▸ **Problem requirements**
Go through the material below and copy all lines with "that".

-- START Data for the task --

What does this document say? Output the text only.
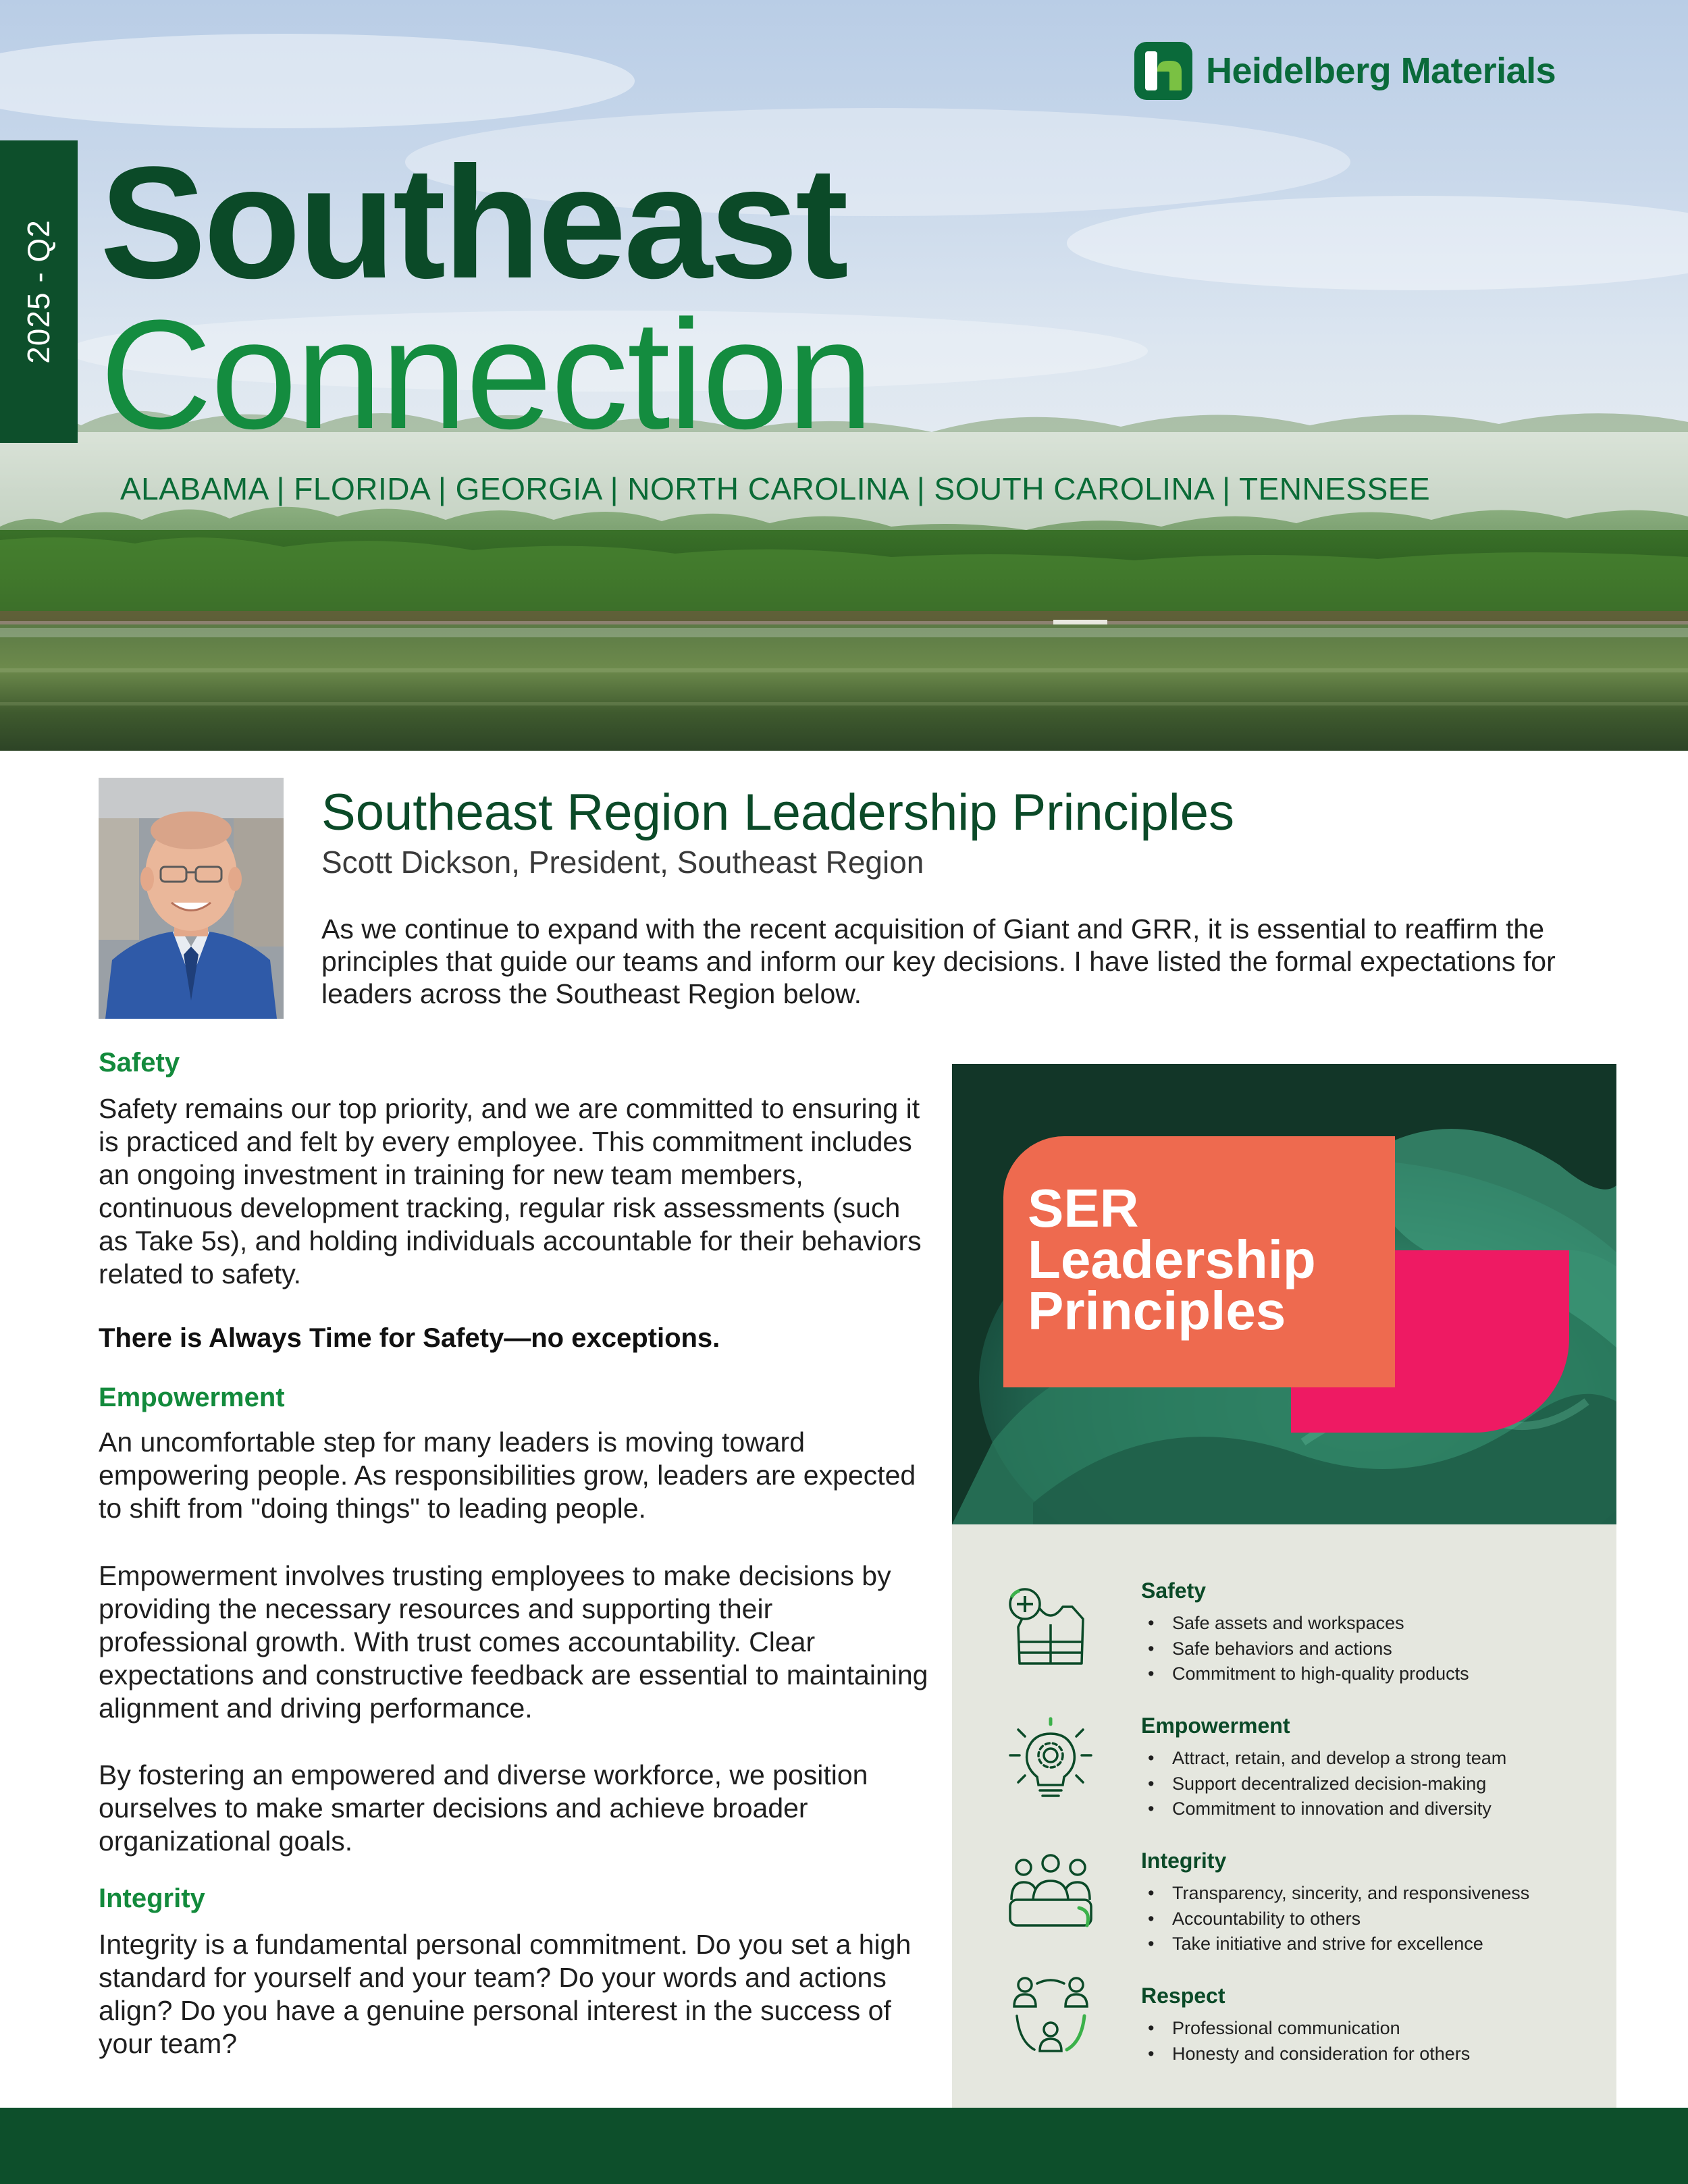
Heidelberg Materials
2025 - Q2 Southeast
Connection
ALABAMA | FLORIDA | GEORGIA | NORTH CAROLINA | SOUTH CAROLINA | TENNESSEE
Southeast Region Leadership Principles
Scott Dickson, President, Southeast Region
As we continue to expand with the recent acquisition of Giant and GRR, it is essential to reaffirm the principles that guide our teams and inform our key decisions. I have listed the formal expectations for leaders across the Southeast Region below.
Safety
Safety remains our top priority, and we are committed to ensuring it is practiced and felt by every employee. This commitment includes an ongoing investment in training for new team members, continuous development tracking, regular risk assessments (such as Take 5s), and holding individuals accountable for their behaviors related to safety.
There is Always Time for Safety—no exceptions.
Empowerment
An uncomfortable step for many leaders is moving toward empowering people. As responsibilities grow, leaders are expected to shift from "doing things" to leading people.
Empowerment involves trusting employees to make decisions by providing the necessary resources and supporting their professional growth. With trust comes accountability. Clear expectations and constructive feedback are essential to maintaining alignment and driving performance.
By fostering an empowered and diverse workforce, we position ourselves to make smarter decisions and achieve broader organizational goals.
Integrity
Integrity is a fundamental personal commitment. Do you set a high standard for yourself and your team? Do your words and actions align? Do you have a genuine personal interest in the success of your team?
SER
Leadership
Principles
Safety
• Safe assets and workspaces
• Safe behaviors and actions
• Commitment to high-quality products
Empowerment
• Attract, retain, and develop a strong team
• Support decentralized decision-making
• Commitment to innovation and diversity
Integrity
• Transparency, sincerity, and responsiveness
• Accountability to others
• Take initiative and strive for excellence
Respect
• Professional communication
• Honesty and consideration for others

-- END Data for the task --
-- START Data for the task --

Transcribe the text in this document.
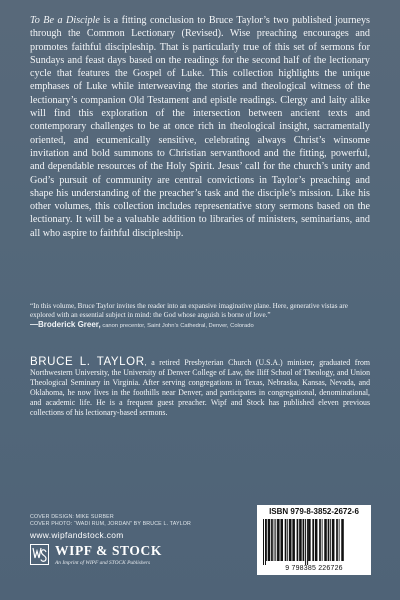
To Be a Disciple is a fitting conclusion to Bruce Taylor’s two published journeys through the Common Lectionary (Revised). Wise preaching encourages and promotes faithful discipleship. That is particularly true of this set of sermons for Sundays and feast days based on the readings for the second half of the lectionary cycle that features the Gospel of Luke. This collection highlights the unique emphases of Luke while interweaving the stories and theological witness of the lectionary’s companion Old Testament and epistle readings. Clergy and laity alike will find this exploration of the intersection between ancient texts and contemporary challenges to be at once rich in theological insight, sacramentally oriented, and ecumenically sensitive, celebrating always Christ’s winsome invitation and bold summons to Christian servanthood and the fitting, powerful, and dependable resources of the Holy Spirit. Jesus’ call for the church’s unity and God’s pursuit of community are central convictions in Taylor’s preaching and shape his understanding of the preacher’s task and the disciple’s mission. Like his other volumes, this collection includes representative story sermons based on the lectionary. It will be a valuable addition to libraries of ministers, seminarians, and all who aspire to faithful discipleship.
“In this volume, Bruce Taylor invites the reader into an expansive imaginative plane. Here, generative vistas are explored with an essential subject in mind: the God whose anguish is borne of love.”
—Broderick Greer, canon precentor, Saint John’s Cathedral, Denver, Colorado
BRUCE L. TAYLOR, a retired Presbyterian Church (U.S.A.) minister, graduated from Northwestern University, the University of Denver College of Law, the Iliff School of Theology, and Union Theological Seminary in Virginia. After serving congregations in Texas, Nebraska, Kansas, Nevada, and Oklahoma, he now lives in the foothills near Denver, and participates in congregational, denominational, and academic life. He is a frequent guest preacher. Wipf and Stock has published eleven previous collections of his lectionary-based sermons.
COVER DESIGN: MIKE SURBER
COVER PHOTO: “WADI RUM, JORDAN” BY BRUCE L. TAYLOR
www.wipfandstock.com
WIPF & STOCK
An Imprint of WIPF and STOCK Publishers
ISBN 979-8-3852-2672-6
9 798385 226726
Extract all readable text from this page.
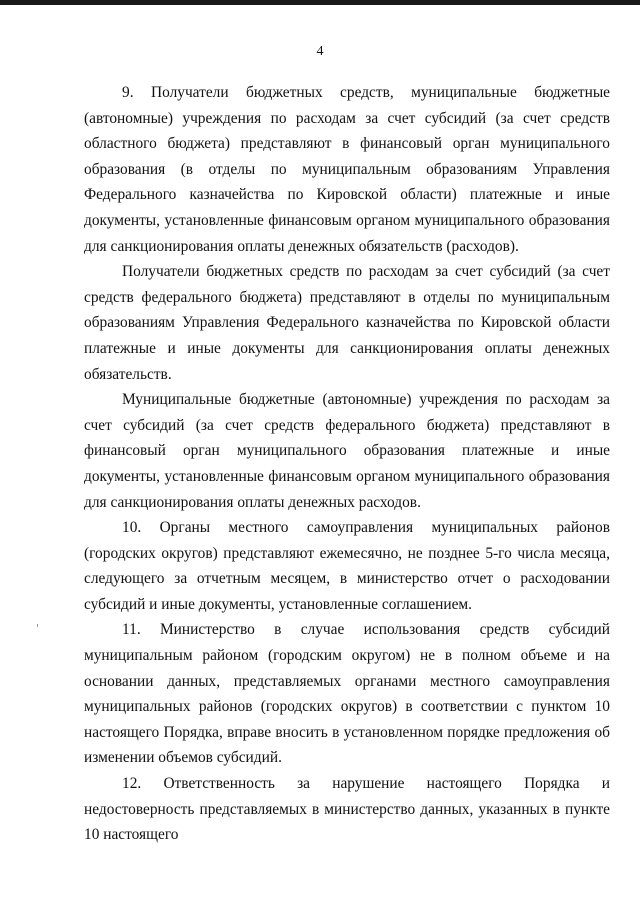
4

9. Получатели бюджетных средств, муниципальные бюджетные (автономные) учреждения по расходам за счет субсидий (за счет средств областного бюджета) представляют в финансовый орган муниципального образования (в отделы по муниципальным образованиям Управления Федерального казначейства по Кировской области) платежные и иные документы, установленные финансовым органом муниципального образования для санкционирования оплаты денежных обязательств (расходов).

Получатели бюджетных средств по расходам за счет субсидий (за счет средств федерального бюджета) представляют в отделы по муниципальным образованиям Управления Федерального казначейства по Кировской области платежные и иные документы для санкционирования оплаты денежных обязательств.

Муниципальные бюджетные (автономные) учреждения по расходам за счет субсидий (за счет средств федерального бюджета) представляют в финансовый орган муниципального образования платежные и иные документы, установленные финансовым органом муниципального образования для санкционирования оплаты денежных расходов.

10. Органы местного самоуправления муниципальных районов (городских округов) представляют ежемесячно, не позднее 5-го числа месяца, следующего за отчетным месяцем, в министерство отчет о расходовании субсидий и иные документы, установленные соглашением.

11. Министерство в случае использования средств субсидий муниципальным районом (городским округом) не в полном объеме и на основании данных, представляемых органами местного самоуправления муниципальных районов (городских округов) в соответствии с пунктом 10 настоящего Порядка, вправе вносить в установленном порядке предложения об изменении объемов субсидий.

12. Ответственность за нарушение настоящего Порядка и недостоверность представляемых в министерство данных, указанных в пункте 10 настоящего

-- END Data for the task --

▸ **Exercise solution**
As we continue to expand with the recent acquisition of Giant and GRR, it is essential to reaffirm the principles that guide our teams and inform our key decisions. I have listed the formal expectations for leaders across the Southeast Region below.
To Be a Disciple is a fitting conclusion to Bruce Taylor’s two published journeys through the Common Lectionary (Revised). Wise preaching encourages and promotes faithful discipleship. That is particularly true of this set of sermons for Sundays and feast days based on the readings for the second half of the lectionary cycle that features the Gospel of Luke. This collection highlights the unique emphases of Luke while interweaving the stories and theological witness of the lectionary’s companion Old Testament and epistle readings. Clergy and laity alike will find this exploration of the intersection between ancient texts and contemporary challenges to be at once rich in theological insight, sacramentally oriented, and ecumenically sensitive, celebrating always Christ’s winsome invitation and bold summons to Christian servanthood and the fitting, powerful, and dependable resources of the Holy Spirit. Jesus’ call for the church’s unity and God’s pursuit of community are central convictions in Taylor’s preaching and shape his understanding of the preacher’s task and the disciple’s mission. Like his other volumes, this collection includes representative story sermons based on the lectionary. It will be a valuable addition to libraries of ministers, seminarians, and all who aspire to faithful discipleship.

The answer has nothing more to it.